*WHAT IS ASKED*: Quote the records below word for word, beginning with the line that contains "303, 116, 310]" and continuing through the last line of the records.

═══

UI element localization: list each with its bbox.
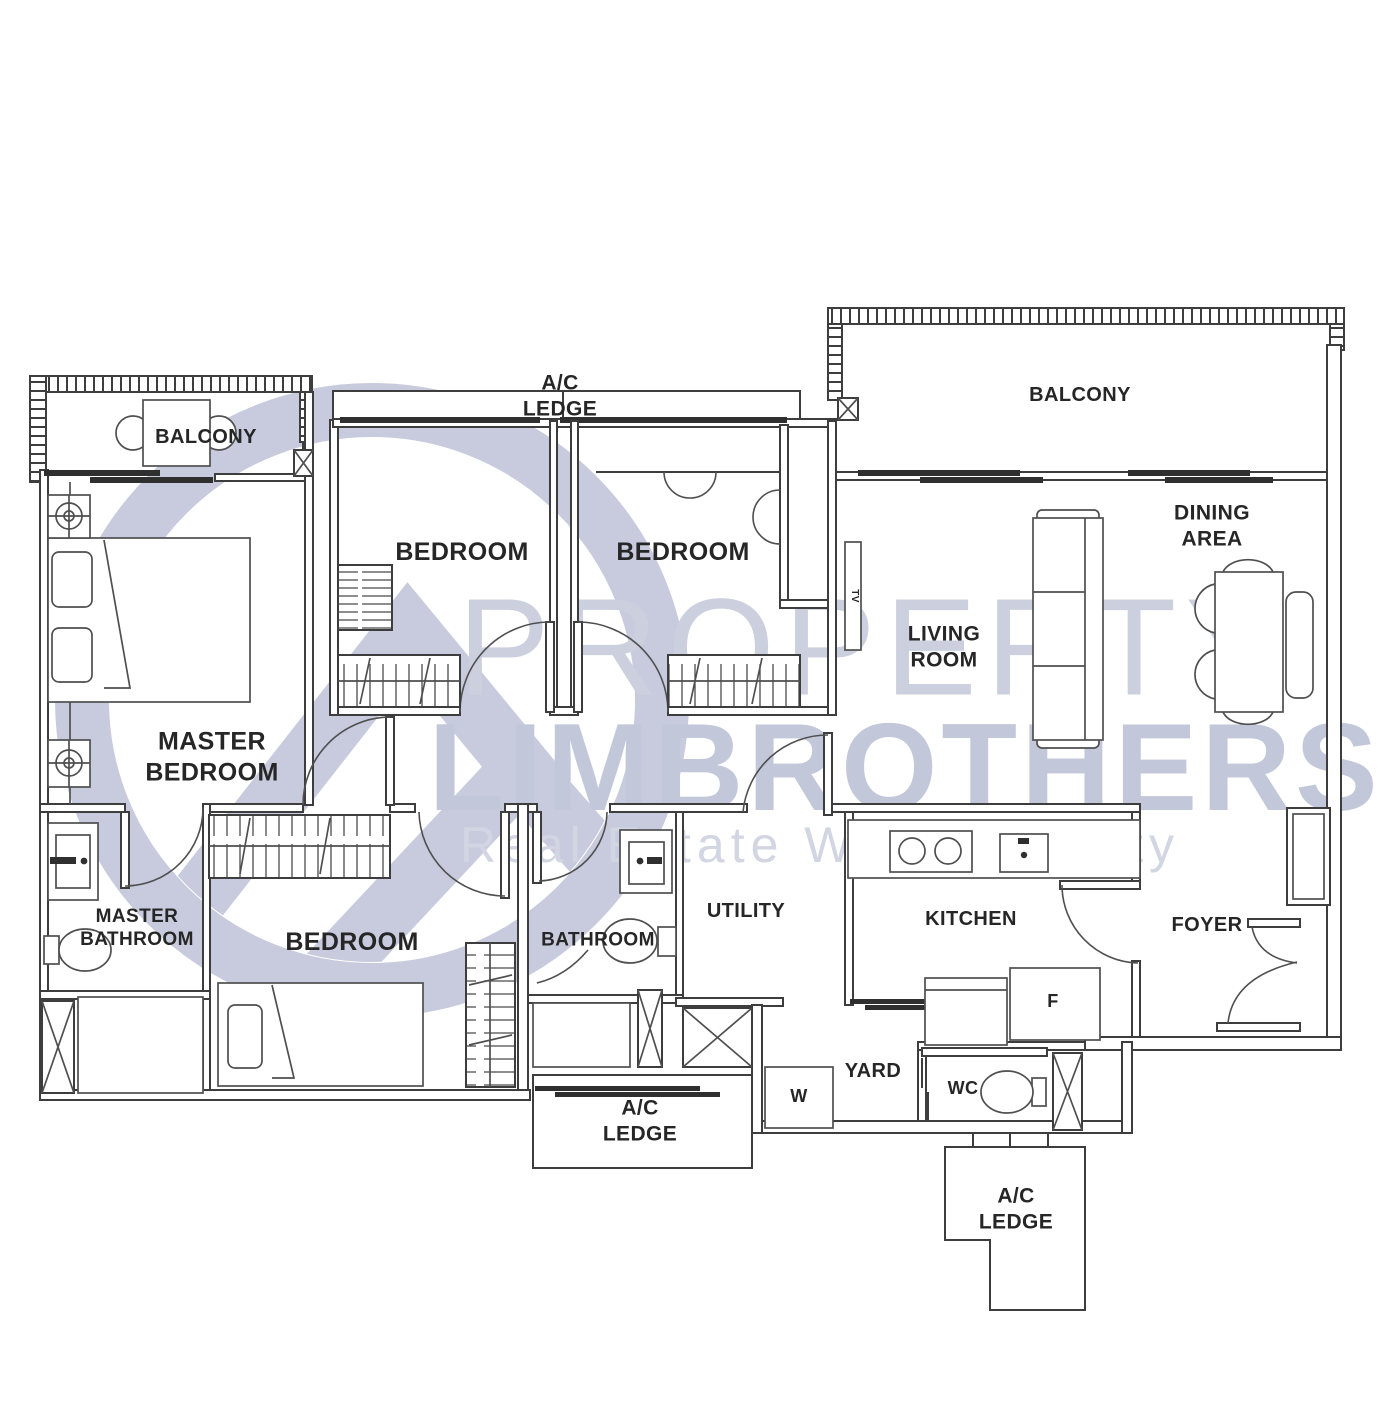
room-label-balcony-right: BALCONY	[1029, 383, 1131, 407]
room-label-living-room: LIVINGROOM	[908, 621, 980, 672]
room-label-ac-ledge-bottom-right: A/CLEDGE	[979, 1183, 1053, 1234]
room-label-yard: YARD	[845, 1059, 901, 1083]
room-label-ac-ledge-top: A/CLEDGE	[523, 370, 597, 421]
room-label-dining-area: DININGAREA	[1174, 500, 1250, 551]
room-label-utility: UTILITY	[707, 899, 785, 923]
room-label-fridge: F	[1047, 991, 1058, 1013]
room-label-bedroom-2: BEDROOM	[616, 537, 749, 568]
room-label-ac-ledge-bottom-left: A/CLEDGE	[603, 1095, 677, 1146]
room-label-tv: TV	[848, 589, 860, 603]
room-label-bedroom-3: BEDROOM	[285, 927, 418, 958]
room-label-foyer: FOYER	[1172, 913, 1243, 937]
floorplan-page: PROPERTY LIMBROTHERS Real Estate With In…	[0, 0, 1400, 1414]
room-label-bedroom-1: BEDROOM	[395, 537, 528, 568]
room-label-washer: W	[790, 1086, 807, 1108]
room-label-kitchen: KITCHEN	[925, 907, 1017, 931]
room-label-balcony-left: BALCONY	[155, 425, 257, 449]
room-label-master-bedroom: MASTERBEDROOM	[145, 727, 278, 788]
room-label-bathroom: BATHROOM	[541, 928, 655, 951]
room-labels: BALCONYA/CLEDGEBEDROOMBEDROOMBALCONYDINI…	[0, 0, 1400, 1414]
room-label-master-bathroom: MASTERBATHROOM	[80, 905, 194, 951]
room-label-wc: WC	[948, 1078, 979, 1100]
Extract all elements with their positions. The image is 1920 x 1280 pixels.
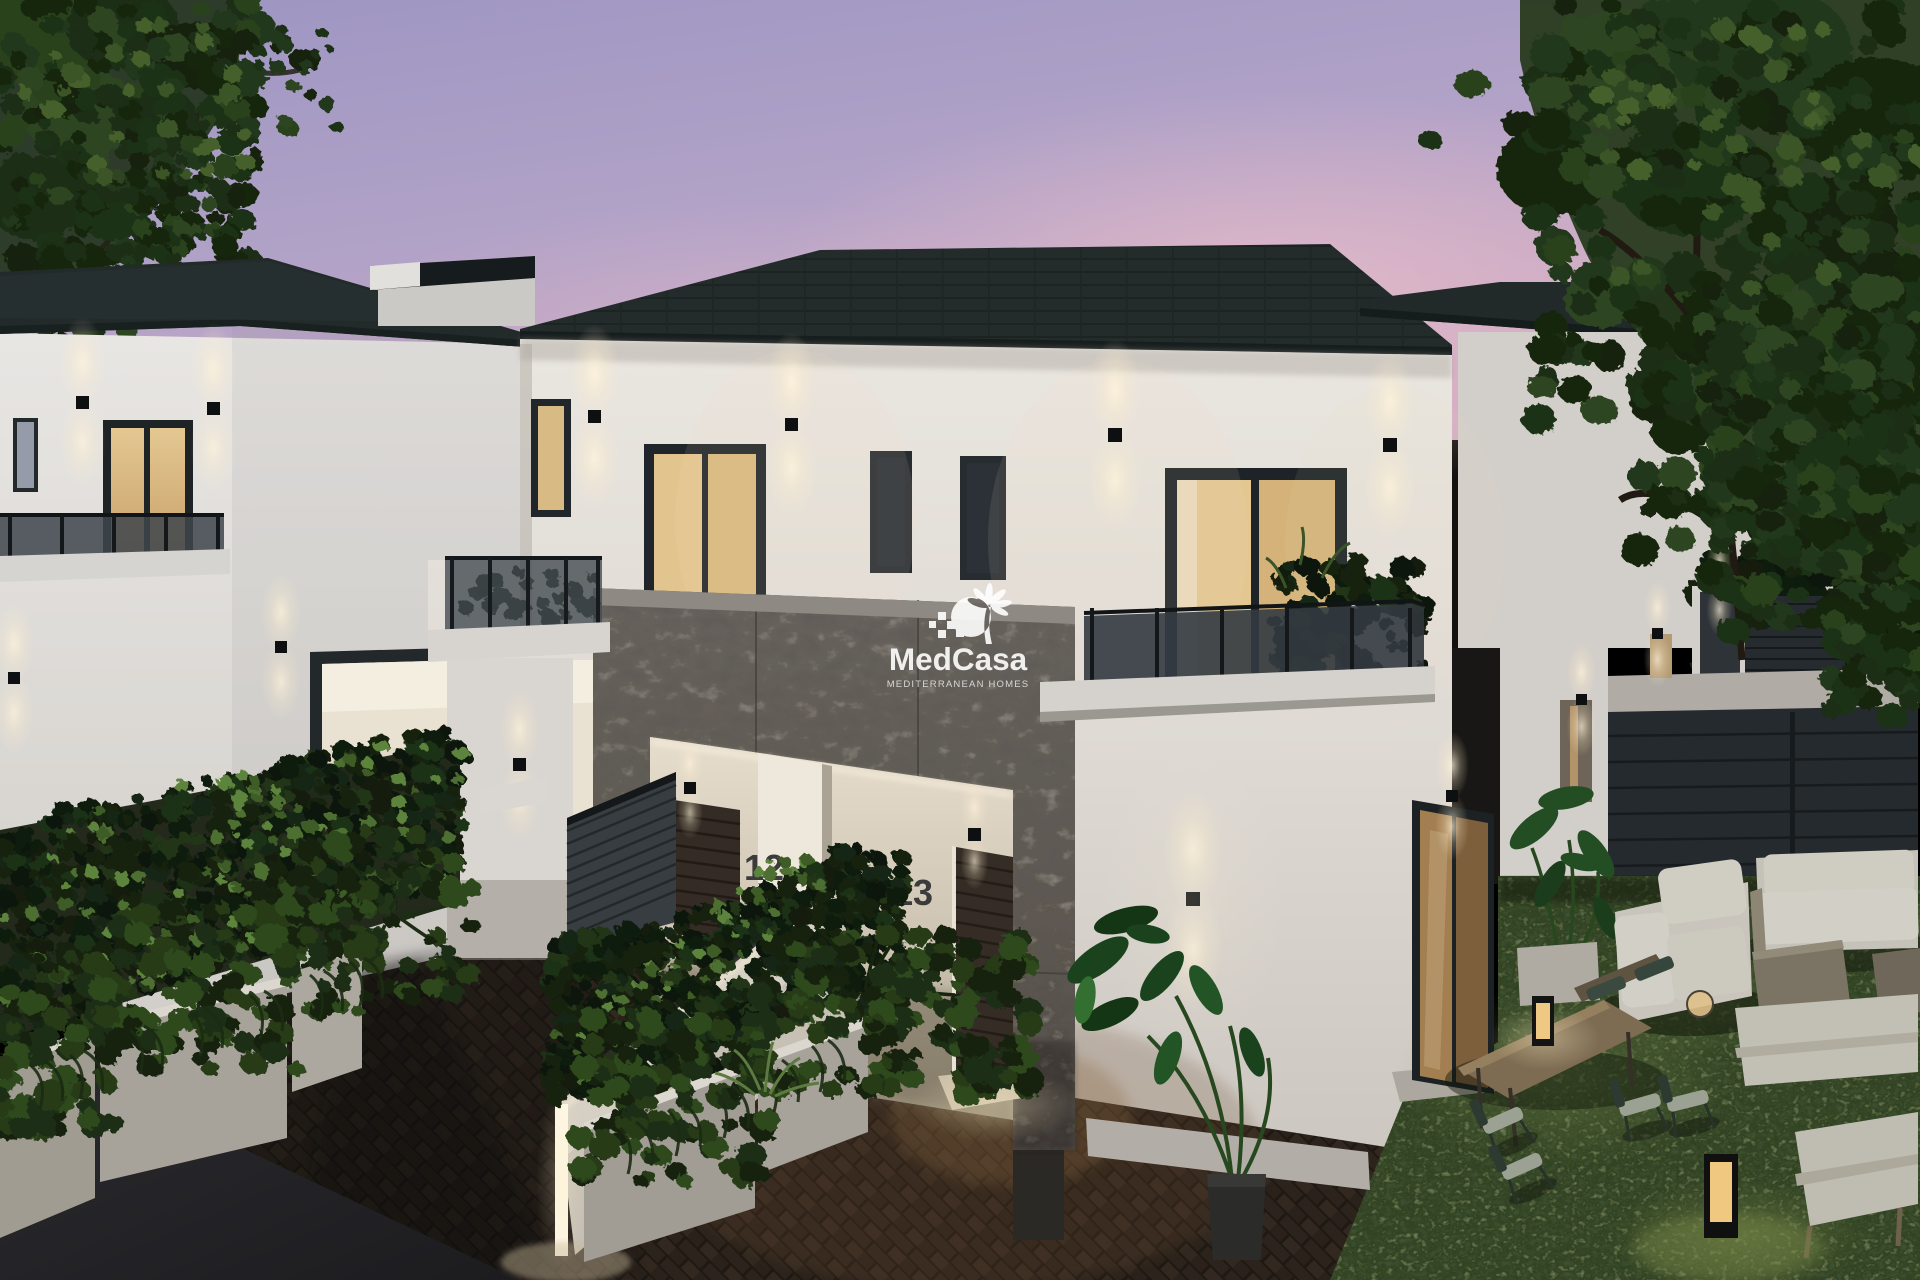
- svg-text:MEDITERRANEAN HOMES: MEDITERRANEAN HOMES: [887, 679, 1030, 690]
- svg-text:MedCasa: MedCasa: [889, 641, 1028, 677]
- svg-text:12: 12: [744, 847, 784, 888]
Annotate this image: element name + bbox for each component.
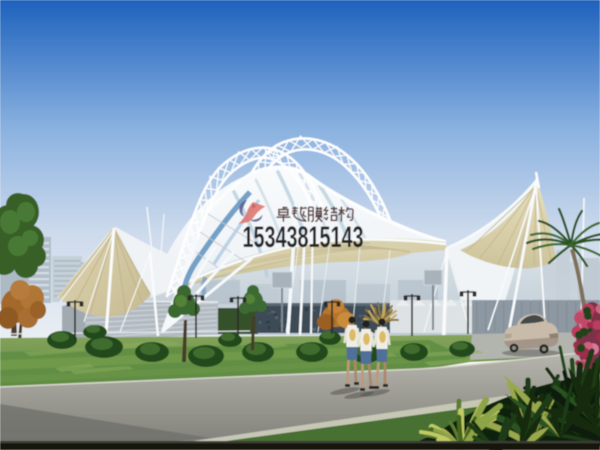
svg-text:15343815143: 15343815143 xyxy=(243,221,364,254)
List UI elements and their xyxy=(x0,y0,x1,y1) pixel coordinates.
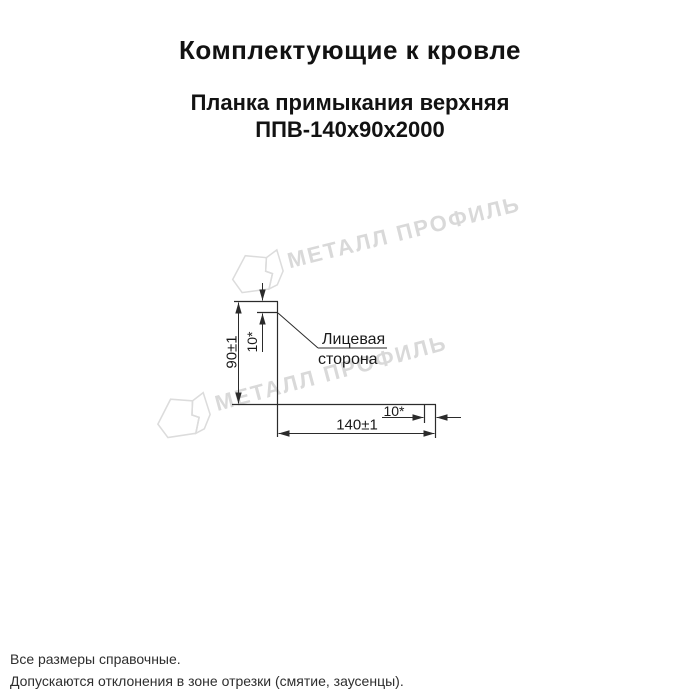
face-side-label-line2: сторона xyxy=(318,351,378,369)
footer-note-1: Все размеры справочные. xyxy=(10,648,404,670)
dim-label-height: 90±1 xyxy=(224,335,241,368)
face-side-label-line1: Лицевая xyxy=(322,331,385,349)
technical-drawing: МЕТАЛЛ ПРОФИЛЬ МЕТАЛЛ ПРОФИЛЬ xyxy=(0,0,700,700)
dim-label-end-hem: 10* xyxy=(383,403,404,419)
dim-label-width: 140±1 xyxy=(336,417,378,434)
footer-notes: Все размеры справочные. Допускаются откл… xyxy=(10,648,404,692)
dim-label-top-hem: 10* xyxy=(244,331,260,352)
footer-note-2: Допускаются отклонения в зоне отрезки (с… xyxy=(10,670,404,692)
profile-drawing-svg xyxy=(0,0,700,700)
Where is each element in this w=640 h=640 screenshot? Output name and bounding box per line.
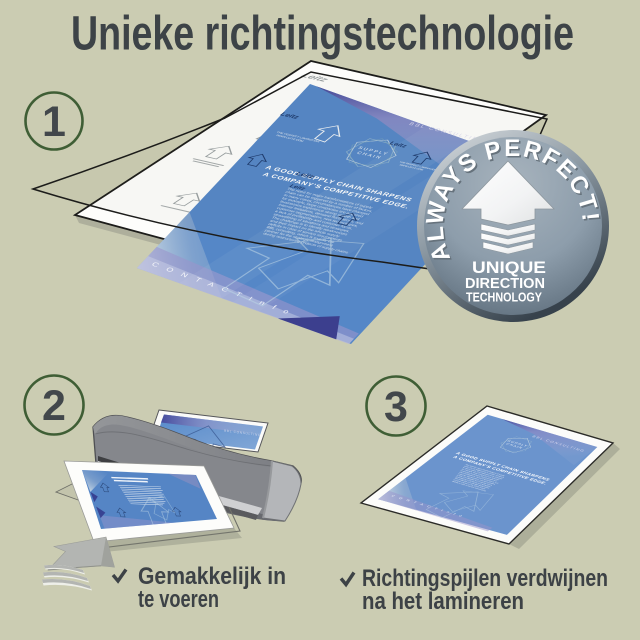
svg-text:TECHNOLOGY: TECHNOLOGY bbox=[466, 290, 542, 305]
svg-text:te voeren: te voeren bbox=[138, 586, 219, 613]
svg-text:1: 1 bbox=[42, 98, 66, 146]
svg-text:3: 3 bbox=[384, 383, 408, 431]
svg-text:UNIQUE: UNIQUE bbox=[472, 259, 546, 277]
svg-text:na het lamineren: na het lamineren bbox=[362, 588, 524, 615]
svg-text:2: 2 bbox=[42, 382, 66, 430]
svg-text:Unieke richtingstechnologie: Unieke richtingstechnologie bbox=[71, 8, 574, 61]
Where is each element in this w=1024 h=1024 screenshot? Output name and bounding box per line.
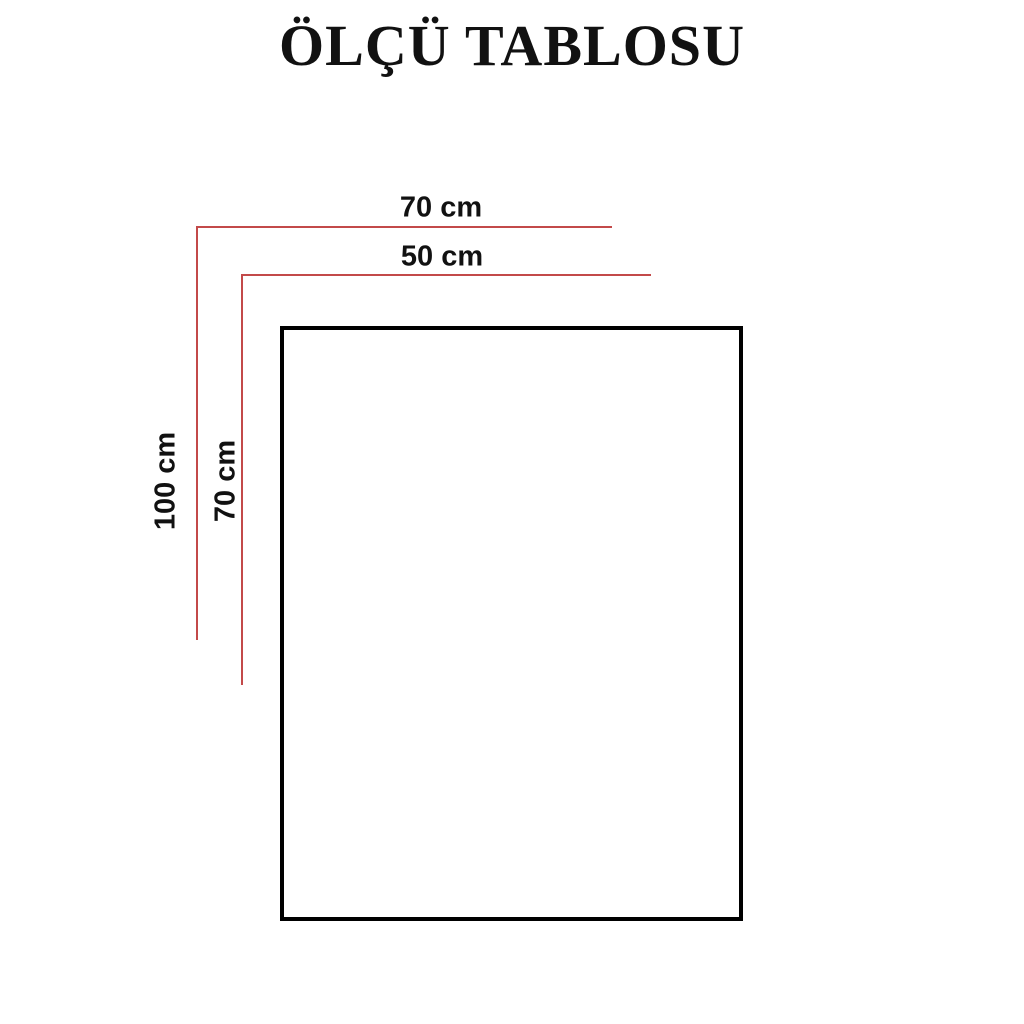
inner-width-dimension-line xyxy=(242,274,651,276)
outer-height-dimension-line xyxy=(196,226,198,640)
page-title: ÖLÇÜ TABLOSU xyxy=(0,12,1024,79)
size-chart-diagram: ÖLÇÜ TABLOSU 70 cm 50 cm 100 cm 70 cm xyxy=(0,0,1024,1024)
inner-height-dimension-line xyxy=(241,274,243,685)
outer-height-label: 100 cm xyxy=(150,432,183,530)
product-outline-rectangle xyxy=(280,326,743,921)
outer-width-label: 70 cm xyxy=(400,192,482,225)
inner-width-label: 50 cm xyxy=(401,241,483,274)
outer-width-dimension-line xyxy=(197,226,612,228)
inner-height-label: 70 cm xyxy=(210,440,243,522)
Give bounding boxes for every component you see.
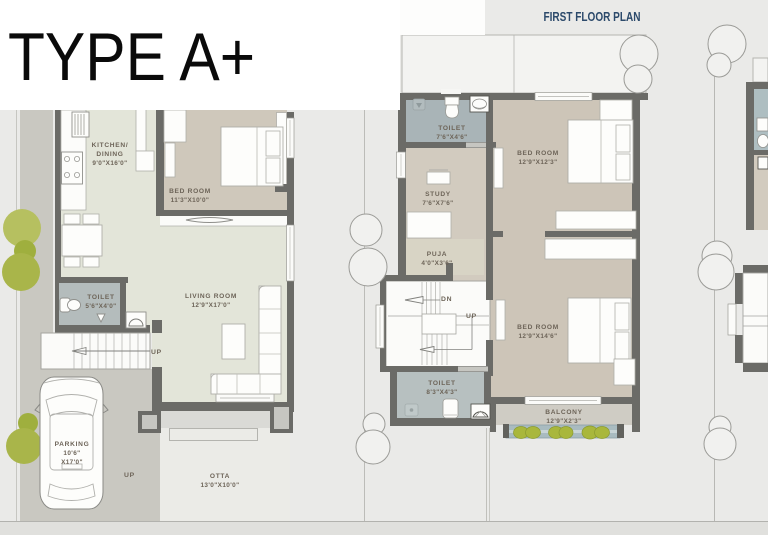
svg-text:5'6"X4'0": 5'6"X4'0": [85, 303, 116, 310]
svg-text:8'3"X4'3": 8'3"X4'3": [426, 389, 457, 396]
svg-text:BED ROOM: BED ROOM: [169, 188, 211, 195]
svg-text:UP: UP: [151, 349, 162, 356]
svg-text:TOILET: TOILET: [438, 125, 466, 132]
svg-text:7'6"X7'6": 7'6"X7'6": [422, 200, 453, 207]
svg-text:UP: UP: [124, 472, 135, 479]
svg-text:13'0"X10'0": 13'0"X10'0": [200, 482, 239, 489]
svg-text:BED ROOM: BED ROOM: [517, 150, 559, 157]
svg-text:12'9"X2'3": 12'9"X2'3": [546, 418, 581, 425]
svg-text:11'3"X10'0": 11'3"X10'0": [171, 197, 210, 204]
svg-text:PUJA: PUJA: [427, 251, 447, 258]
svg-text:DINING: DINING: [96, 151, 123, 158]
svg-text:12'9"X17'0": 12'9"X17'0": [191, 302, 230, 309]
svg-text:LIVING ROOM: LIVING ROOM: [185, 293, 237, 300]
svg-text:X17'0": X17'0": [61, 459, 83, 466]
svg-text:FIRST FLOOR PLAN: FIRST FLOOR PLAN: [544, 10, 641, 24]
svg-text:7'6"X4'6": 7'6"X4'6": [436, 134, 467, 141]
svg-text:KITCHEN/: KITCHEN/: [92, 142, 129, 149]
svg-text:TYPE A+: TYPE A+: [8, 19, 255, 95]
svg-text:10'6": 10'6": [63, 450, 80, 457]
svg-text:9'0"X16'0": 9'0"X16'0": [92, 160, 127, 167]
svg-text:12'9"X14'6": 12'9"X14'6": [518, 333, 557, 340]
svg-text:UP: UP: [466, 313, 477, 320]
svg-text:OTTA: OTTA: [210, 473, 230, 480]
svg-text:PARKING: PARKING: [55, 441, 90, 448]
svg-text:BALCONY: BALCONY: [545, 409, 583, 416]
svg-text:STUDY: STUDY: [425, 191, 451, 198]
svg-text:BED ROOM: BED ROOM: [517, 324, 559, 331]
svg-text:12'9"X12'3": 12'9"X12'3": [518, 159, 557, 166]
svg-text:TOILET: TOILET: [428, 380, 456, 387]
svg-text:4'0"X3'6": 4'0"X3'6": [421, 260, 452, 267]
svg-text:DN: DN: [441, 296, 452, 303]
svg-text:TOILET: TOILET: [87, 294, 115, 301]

═══

*WRITTEN SOLUTION*:
svg-text:5'6"X4'0": 5'6"X4'0": [85, 303, 116, 310]
svg-text:8'3"X4'3": 8'3"X4'3": [426, 389, 457, 396]
svg-text:BED ROOM: BED ROOM: [169, 188, 211, 195]
svg-text:UP: UP: [151, 349, 162, 356]
svg-text:TOILET: TOILET: [438, 125, 466, 132]
svg-text:7'6"X7'6": 7'6"X7'6": [422, 200, 453, 207]
svg-text:UP: UP: [124, 472, 135, 479]
svg-text:13'0"X10'0": 13'0"X10'0": [200, 482, 239, 489]
svg-text:BED ROOM: BED ROOM: [517, 150, 559, 157]
svg-text:12'9"X2'3": 12'9"X2'3": [546, 418, 581, 425]
svg-text:11'3"X10'0": 11'3"X10'0": [171, 197, 210, 204]
svg-text:PUJA: PUJA: [427, 251, 447, 258]
svg-text:DINING: DINING: [96, 151, 123, 158]
svg-text:12'9"X17'0": 12'9"X17'0": [191, 302, 230, 309]
svg-text:LIVING ROOM: LIVING ROOM: [185, 293, 237, 300]
svg-text:X17'0": X17'0": [61, 459, 83, 466]
svg-text:FIRST FLOOR PLAN: FIRST FLOOR PLAN: [544, 10, 641, 24]
svg-text:7'6"X4'6": 7'6"X4'6": [436, 134, 467, 141]
svg-text:KITCHEN/: KITCHEN/: [92, 142, 129, 149]
svg-text:TYPE A+: TYPE A+: [8, 19, 255, 95]
svg-text:10'6": 10'6": [63, 450, 80, 457]
svg-text:9'0"X16'0": 9'0"X16'0": [92, 160, 127, 167]
svg-text:12'9"X14'6": 12'9"X14'6": [518, 333, 557, 340]
svg-text:UP: UP: [466, 313, 477, 320]
svg-text:OTTA: OTTA: [210, 473, 230, 480]
svg-text:PARKING: PARKING: [55, 441, 90, 448]
svg-text:BALCONY: BALCONY: [545, 409, 583, 416]
svg-text:STUDY: STUDY: [425, 191, 451, 198]
svg-text:BED ROOM: BED ROOM: [517, 324, 559, 331]
svg-text:12'9"X12'3": 12'9"X12'3": [518, 159, 557, 166]
svg-text:TOILET: TOILET: [428, 380, 456, 387]
svg-text:4'0"X3'6": 4'0"X3'6": [421, 260, 452, 267]
svg-text:DN: DN: [441, 296, 452, 303]
svg-text:TOILET: TOILET: [87, 294, 115, 301]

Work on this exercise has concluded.